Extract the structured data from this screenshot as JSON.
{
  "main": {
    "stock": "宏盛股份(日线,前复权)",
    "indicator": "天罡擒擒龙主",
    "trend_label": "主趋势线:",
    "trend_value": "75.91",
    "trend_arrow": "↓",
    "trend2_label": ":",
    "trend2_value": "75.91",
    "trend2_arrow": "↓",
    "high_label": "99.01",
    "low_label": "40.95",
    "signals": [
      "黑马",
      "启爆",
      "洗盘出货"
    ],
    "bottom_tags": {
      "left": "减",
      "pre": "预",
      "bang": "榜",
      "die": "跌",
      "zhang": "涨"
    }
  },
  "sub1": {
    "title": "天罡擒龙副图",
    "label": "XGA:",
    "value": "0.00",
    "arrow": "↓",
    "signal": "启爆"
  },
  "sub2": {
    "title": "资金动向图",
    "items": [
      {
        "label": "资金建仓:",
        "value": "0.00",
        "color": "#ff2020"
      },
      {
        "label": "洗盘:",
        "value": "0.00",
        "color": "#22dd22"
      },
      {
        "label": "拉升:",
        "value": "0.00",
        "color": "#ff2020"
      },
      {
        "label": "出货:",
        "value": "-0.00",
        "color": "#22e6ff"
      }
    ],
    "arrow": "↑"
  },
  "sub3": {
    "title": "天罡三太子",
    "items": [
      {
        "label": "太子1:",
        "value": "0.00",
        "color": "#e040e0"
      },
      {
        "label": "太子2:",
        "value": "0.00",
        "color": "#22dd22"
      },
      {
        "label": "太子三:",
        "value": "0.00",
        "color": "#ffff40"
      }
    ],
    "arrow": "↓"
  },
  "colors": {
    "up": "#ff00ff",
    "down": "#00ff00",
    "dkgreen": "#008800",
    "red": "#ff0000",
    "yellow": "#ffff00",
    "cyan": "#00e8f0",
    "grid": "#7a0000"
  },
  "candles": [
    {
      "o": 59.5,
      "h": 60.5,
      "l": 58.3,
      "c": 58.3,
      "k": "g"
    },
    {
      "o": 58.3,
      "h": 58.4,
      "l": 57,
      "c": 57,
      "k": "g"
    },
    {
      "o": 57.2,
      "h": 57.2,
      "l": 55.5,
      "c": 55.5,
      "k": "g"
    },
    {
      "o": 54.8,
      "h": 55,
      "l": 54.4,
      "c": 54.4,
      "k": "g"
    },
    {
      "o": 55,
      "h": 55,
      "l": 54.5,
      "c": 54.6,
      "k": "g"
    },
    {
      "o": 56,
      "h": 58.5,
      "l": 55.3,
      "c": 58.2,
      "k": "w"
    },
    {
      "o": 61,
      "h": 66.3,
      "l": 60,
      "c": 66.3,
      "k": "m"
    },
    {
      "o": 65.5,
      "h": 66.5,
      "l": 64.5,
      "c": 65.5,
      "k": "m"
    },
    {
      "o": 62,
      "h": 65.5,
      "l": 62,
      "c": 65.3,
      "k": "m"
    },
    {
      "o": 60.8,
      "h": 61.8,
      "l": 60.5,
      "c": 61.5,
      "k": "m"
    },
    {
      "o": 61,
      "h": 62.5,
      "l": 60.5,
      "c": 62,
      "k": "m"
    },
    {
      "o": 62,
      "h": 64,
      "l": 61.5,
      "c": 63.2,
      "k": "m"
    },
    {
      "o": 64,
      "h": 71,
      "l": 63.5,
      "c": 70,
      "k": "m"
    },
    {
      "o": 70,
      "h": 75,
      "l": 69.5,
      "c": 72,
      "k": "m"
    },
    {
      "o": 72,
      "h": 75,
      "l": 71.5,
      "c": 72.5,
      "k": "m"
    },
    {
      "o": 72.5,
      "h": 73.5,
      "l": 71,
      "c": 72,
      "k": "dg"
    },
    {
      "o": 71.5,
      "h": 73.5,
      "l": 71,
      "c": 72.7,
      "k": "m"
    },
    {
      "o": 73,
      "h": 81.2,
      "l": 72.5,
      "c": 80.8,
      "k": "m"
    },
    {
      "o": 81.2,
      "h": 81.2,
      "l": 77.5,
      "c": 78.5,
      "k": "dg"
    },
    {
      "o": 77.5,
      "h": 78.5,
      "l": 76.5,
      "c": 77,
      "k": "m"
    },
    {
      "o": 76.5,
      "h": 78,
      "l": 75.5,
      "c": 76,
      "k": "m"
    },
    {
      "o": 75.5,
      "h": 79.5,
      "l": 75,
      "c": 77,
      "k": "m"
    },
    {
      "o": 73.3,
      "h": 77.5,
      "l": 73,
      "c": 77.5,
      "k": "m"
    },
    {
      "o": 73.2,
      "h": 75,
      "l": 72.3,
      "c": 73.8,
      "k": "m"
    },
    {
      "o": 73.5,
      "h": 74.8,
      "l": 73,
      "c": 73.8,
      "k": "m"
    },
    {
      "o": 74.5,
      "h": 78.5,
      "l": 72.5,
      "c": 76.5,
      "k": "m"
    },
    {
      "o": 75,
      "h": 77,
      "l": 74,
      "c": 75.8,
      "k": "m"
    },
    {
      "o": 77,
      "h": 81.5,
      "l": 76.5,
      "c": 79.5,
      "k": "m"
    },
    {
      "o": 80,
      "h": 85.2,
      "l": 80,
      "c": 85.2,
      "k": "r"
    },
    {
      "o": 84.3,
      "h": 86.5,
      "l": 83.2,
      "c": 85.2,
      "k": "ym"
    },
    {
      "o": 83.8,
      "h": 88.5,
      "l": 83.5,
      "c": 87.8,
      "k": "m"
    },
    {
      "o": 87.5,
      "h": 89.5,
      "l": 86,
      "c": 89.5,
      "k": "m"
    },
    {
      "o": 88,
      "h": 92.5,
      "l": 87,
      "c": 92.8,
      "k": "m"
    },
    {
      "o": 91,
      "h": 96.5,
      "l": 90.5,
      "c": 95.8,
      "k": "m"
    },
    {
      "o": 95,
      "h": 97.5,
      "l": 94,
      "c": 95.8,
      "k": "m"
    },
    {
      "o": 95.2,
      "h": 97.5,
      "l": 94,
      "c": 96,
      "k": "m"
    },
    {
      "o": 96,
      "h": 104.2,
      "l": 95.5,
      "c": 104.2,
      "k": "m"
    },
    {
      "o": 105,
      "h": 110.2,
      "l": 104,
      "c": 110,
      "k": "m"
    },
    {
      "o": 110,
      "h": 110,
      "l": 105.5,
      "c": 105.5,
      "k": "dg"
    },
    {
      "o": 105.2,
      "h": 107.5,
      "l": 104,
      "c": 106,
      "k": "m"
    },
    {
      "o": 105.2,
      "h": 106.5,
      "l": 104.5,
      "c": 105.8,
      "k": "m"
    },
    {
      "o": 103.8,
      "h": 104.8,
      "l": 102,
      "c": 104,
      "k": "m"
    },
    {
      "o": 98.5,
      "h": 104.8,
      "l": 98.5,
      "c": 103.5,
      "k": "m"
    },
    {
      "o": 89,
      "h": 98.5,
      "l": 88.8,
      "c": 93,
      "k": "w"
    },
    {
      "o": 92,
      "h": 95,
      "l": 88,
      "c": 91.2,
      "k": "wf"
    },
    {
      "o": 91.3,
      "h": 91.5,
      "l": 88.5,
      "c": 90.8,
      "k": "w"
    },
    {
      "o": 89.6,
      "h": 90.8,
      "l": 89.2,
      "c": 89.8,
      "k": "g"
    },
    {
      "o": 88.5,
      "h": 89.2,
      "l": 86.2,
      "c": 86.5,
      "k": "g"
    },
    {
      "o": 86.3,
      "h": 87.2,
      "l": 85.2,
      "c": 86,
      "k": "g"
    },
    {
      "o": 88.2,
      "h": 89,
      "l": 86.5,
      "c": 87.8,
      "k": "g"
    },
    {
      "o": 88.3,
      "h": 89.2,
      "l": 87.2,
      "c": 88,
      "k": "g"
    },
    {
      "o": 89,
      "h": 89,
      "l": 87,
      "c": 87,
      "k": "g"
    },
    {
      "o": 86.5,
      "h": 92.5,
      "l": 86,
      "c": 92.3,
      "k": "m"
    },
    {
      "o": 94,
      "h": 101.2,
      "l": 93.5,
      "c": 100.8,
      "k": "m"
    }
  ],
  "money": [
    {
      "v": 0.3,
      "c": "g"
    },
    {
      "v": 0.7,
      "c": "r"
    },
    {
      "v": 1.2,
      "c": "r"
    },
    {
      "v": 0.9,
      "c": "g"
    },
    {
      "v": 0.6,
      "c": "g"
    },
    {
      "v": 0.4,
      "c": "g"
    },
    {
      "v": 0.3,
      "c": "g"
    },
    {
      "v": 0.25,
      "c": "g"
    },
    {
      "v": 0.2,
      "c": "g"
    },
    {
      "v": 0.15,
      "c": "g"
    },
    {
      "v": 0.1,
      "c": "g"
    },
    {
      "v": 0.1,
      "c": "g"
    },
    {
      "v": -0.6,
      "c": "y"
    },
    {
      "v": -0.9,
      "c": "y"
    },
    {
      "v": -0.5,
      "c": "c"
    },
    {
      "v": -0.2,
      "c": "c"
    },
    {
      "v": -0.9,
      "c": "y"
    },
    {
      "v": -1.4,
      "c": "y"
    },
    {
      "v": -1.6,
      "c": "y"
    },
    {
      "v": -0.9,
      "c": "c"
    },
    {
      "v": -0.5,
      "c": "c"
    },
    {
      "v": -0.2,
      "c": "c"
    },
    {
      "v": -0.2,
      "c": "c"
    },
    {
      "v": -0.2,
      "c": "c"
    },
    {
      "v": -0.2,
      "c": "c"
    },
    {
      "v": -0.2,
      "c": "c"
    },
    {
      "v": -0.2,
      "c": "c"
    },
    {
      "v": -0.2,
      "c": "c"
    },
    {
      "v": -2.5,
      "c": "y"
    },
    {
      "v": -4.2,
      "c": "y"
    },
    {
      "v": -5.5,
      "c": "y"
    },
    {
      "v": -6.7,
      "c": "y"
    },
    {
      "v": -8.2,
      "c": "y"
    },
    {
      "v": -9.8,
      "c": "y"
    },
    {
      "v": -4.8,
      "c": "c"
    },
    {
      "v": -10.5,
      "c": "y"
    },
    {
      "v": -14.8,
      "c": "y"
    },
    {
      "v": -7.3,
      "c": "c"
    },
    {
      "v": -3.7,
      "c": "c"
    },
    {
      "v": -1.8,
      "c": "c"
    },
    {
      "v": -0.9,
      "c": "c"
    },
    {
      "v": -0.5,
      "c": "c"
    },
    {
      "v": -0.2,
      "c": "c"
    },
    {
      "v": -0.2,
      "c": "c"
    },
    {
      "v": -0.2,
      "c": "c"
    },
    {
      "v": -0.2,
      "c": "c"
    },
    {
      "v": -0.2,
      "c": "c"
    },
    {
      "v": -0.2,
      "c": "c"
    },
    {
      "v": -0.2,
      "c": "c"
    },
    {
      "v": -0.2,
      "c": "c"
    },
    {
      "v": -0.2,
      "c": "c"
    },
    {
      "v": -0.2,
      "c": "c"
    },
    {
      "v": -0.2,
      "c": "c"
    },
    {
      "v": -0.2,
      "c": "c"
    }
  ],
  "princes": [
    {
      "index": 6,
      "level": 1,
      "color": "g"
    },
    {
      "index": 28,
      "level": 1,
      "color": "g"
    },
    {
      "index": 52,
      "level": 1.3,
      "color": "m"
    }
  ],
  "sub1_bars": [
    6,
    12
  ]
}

→ Instruction:
Copy out every line of the material above that mentions the word "title".

→ The solution:
    "title": "天罡擒龙副图",
    "title": "资金动向图",
    "title": "天罡三太子",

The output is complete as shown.